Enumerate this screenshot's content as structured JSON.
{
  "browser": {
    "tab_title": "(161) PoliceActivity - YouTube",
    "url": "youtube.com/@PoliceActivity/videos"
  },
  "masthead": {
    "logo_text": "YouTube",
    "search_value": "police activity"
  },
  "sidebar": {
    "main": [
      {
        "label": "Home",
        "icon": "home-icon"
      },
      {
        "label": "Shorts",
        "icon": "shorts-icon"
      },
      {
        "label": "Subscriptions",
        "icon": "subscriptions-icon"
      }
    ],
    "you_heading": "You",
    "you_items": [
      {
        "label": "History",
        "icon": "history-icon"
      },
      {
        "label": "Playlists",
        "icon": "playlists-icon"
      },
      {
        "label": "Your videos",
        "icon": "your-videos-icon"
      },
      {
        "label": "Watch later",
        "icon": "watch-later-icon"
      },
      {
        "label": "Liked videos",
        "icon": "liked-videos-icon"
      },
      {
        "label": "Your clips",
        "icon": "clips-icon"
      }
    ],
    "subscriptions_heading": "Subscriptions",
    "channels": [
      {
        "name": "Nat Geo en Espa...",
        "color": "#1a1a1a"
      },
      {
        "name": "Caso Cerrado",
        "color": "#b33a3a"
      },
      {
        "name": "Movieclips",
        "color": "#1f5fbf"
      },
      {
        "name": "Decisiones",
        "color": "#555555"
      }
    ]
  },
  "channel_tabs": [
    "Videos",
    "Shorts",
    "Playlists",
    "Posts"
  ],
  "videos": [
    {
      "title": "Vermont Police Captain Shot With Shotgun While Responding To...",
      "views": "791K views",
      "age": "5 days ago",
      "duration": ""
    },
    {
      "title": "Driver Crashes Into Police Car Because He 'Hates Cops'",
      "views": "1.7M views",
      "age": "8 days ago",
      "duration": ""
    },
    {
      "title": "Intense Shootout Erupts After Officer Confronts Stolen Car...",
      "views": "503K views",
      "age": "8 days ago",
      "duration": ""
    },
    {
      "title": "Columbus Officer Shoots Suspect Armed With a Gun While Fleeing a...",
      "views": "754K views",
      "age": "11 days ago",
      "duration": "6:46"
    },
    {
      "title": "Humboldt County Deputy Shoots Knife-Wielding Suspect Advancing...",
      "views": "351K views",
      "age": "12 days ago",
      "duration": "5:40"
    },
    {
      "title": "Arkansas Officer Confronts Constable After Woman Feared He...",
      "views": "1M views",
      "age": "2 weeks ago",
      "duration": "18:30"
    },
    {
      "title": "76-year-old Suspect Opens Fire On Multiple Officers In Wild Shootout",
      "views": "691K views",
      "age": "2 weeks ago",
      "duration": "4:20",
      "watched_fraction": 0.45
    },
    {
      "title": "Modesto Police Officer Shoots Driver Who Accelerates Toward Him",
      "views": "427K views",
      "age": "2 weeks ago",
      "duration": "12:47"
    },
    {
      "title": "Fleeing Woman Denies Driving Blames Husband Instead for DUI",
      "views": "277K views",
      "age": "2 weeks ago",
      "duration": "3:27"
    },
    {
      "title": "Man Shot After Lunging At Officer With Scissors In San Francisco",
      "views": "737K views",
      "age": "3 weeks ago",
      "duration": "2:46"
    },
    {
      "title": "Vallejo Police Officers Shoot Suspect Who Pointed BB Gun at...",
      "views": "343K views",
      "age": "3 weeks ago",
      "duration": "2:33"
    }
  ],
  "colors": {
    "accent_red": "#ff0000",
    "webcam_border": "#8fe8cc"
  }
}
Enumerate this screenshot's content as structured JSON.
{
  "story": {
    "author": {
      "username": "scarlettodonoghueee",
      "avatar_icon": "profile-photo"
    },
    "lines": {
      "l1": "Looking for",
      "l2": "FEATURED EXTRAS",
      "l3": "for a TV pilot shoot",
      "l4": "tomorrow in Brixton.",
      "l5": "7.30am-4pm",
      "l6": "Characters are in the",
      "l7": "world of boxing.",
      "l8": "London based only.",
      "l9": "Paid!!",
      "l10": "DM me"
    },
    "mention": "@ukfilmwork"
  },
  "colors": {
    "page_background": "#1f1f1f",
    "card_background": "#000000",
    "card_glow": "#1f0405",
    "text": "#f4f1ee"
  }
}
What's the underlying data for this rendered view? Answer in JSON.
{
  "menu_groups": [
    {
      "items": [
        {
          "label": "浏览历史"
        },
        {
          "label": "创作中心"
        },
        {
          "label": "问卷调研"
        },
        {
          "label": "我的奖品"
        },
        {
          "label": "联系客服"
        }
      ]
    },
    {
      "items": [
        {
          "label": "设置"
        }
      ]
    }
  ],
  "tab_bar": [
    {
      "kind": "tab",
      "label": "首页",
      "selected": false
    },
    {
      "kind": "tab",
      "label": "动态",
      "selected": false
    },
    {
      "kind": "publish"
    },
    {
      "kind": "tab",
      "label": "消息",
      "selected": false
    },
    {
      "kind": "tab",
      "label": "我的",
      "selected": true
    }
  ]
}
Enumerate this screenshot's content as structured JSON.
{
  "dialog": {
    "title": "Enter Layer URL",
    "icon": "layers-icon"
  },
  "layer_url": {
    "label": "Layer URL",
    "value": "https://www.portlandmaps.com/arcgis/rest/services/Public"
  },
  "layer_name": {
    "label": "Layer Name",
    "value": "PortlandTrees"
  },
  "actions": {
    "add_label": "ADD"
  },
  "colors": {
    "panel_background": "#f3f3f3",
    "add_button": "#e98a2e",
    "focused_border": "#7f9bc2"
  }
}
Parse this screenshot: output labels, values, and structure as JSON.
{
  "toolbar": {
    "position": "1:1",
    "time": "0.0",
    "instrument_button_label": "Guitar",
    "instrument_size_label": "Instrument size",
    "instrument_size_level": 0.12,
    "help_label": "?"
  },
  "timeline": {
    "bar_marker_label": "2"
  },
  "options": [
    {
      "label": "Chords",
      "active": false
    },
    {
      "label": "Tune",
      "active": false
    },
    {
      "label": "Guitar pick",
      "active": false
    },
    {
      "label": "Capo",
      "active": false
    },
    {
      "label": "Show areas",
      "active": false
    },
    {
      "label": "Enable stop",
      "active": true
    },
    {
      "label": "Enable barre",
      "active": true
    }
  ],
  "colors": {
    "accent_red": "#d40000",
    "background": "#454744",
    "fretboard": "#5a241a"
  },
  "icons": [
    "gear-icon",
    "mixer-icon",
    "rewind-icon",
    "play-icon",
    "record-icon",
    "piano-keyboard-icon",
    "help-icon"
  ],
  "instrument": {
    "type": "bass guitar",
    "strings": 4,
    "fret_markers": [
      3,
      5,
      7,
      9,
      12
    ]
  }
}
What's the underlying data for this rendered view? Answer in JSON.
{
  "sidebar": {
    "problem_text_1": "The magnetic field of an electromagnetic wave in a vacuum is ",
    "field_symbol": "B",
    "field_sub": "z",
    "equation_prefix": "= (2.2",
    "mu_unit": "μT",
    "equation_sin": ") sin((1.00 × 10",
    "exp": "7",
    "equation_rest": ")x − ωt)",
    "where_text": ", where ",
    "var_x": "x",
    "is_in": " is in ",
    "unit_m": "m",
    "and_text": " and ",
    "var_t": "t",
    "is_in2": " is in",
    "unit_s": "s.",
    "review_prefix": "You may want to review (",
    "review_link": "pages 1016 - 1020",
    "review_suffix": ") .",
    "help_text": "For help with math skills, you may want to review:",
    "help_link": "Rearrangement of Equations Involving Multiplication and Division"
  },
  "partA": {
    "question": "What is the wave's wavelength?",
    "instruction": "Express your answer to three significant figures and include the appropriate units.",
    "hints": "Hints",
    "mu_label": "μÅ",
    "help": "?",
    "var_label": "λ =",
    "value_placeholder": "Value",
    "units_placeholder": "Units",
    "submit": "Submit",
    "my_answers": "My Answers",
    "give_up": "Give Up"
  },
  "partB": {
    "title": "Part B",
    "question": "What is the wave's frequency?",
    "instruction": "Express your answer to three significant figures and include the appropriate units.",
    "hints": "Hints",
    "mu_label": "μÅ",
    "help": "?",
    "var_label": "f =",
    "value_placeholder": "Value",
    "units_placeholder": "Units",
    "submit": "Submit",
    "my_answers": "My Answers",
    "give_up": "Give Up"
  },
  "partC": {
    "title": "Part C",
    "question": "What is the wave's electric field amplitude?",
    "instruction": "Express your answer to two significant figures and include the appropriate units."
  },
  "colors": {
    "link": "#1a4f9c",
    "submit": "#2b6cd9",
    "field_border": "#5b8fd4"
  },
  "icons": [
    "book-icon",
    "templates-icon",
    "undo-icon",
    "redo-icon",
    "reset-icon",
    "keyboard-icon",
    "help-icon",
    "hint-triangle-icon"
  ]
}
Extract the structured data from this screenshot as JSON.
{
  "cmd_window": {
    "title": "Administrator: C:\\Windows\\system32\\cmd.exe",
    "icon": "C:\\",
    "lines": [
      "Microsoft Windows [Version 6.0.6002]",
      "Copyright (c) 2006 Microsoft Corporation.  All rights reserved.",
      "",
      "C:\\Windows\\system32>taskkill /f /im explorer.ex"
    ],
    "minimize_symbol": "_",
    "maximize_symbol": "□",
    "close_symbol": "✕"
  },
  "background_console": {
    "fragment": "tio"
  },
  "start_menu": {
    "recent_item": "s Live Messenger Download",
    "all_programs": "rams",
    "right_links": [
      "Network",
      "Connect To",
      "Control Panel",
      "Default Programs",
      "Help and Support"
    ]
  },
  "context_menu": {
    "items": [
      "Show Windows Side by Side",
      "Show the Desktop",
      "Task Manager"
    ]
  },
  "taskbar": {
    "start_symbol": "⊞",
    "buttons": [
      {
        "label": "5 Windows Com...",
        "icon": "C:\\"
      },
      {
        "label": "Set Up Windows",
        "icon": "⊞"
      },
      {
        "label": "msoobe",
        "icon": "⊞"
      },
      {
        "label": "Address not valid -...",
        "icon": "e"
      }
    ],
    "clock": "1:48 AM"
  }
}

• • •

Note each line of the entries that has "Woman" in it, and copy those lines.

OUTPUT FOR THIS TASK:
      "title": "Arkansas Officer Confronts Constable After Woman Feared He...",
      "title": "Fleeing Woman Denies Driving Blames Husband Instead for DUI",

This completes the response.